Stored records —
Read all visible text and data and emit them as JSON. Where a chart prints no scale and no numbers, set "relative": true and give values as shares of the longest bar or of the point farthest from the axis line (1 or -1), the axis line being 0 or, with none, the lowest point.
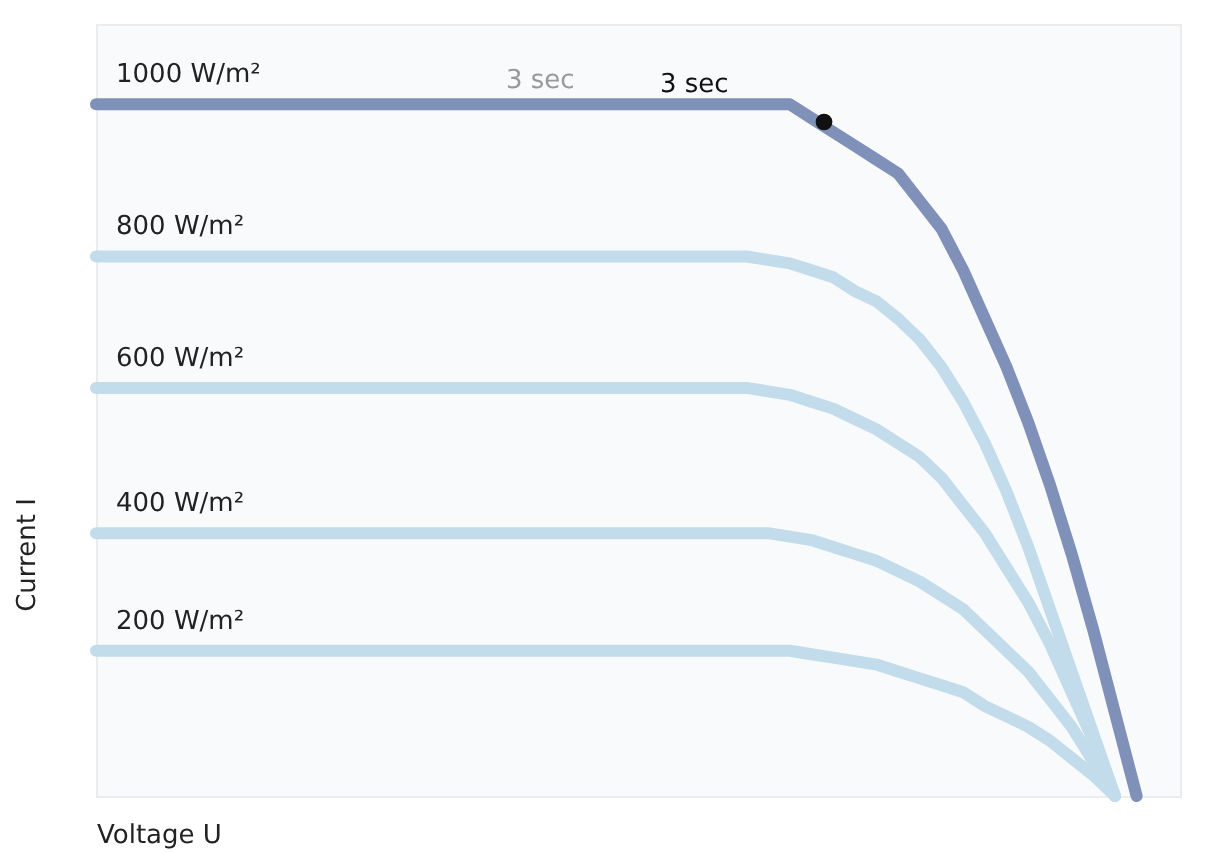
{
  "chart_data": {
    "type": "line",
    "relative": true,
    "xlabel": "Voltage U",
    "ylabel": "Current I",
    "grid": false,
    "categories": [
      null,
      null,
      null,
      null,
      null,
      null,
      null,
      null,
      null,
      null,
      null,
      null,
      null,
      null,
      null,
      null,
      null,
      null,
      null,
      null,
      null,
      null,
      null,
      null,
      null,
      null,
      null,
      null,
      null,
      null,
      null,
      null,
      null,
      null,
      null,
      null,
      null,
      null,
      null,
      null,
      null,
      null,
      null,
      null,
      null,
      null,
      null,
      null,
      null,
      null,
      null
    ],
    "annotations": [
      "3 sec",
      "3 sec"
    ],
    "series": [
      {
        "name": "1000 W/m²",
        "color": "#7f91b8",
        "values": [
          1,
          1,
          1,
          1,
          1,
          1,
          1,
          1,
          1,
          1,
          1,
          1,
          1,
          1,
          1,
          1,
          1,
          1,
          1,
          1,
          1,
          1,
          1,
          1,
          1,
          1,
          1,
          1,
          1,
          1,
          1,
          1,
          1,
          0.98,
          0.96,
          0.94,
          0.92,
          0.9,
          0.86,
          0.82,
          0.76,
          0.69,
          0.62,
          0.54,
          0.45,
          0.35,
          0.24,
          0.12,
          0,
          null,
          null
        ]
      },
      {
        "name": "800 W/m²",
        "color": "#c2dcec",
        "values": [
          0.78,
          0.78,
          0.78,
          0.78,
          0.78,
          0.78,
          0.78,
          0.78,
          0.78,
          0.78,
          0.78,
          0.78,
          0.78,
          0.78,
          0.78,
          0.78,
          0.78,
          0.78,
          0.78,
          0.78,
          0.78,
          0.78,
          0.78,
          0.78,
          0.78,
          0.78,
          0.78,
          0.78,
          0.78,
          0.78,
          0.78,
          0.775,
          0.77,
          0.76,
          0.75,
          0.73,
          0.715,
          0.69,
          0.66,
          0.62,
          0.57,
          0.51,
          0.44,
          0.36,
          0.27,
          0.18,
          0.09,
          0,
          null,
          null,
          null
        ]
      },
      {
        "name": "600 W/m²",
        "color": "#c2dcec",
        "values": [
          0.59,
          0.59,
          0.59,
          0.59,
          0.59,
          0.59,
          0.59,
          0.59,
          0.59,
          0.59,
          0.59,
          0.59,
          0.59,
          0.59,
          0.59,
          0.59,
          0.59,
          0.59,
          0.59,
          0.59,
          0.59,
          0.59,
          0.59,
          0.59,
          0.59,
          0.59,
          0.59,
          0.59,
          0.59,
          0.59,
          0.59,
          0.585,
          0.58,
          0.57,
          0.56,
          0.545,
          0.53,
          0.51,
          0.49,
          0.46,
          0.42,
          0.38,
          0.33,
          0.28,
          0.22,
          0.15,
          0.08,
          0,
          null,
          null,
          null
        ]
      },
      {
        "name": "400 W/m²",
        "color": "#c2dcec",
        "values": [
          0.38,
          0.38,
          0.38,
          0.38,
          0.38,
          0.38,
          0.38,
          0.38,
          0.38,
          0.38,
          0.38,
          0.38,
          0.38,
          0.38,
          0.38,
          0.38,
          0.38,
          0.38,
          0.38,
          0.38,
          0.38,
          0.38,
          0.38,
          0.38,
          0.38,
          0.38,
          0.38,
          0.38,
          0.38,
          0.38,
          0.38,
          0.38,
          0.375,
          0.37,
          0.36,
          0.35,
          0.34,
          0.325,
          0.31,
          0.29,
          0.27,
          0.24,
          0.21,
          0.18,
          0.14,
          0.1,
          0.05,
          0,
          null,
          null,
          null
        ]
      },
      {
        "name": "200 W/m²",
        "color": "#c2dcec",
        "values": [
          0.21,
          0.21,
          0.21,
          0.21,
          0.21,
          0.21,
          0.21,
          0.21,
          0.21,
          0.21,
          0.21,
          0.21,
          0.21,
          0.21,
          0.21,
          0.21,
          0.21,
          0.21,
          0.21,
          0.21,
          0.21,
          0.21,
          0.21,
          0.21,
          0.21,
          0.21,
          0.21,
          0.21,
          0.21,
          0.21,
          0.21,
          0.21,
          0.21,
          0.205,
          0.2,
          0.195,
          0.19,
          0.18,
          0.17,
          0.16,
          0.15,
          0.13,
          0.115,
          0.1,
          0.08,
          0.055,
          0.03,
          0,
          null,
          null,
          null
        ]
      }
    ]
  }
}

Exercise description — Give back the whole listing as it stands, minus its pictures.

Answer for the task —
Read all visible text and data and emit them as JSON. Where a chart prints no scale and no numbers, set "relative": true and give values as shares of the longest bar or of the point farthest from the axis line (1 or -1), the axis line being 0 or, with none, the lowest point.
{
  "chart_data": {
    "type": "line",
    "relative": true,
    "xlabel": "Voltage U",
    "ylabel": "Current I",
    "grid": false,
    "categories": [
      null,
      null,
      null,
      null,
      null,
      null,
      null,
      null,
      null,
      null,
      null,
      null,
      null,
      null,
      null,
      null,
      null,
      null,
      null,
      null,
      null,
      null,
      null,
      null,
      null,
      null,
      null,
      null,
      null,
      null,
      null,
      null,
      null,
      null,
      null,
      null,
      null,
      null,
      null,
      null,
      null,
      null,
      null,
      null,
      null,
      null,
      null,
      null,
      null,
      null,
      null
    ],
    "annotations": [
      "3 sec",
      "3 sec"
    ],
    "series": [
      {
        "name": "1000 W/m²",
        "color": "#7f91b8",
        "values": [
          1,
          1,
          1,
          1,
          1,
          1,
          1,
          1,
          1,
          1,
          1,
          1,
          1,
          1,
          1,
          1,
          1,
          1,
          1,
          1,
          1,
          1,
          1,
          1,
          1,
          1,
          1,
          1,
          1,
          1,
          1,
          1,
          1,
          0.98,
          0.96,
          0.94,
          0.92,
          0.9,
          0.86,
          0.82,
          0.76,
          0.69,
          0.62,
          0.54,
          0.45,
          0.35,
          0.24,
          0.12,
          0,
          null,
          null
        ]
      },
      {
        "name": "800 W/m²",
        "color": "#c2dcec",
        "values": [
          0.78,
          0.78,
          0.78,
          0.78,
          0.78,
          0.78,
          0.78,
          0.78,
          0.78,
          0.78,
          0.78,
          0.78,
          0.78,
          0.78,
          0.78,
          0.78,
          0.78,
          0.78,
          0.78,
          0.78,
          0.78,
          0.78,
          0.78,
          0.78,
          0.78,
          0.78,
          0.78,
          0.78,
          0.78,
          0.78,
          0.78,
          0.775,
          0.77,
          0.76,
          0.75,
          0.73,
          0.715,
          0.69,
          0.66,
          0.62,
          0.57,
          0.51,
          0.44,
          0.36,
          0.27,
          0.18,
          0.09,
          0,
          null,
          null,
          null
        ]
      },
      {
        "name": "600 W/m²",
        "color": "#c2dcec",
        "values": [
          0.59,
          0.59,
          0.59,
          0.59,
          0.59,
          0.59,
          0.59,
          0.59,
          0.59,
          0.59,
          0.59,
          0.59,
          0.59,
          0.59,
          0.59,
          0.59,
          0.59,
          0.59,
          0.59,
          0.59,
          0.59,
          0.59,
          0.59,
          0.59,
          0.59,
          0.59,
          0.59,
          0.59,
          0.59,
          0.59,
          0.59,
          0.585,
          0.58,
          0.57,
          0.56,
          0.545,
          0.53,
          0.51,
          0.49,
          0.46,
          0.42,
          0.38,
          0.33,
          0.28,
          0.22,
          0.15,
          0.08,
          0,
          null,
          null,
          null
        ]
      },
      {
        "name": "400 W/m²",
        "color": "#c2dcec",
        "values": [
          0.38,
          0.38,
          0.38,
          0.38,
          0.38,
          0.38,
          0.38,
          0.38,
          0.38,
          0.38,
          0.38,
          0.38,
          0.38,
          0.38,
          0.38,
          0.38,
          0.38,
          0.38,
          0.38,
          0.38,
          0.38,
          0.38,
          0.38,
          0.38,
          0.38,
          0.38,
          0.38,
          0.38,
          0.38,
          0.38,
          0.38,
          0.38,
          0.375,
          0.37,
          0.36,
          0.35,
          0.34,
          0.325,
          0.31,
          0.29,
          0.27,
          0.24,
          0.21,
          0.18,
          0.14,
          0.1,
          0.05,
          0,
          null,
          null,
          null
        ]
      },
      {
        "name": "200 W/m²",
        "color": "#c2dcec",
        "values": [
          0.21,
          0.21,
          0.21,
          0.21,
          0.21,
          0.21,
          0.21,
          0.21,
          0.21,
          0.21,
          0.21,
          0.21,
          0.21,
          0.21,
          0.21,
          0.21,
          0.21,
          0.21,
          0.21,
          0.21,
          0.21,
          0.21,
          0.21,
          0.21,
          0.21,
          0.21,
          0.21,
          0.21,
          0.21,
          0.21,
          0.21,
          0.21,
          0.21,
          0.205,
          0.2,
          0.195,
          0.19,
          0.18,
          0.17,
          0.16,
          0.15,
          0.13,
          0.115,
          0.1,
          0.08,
          0.055,
          0.03,
          0,
          null,
          null,
          null
        ]
      }
    ]
  }
}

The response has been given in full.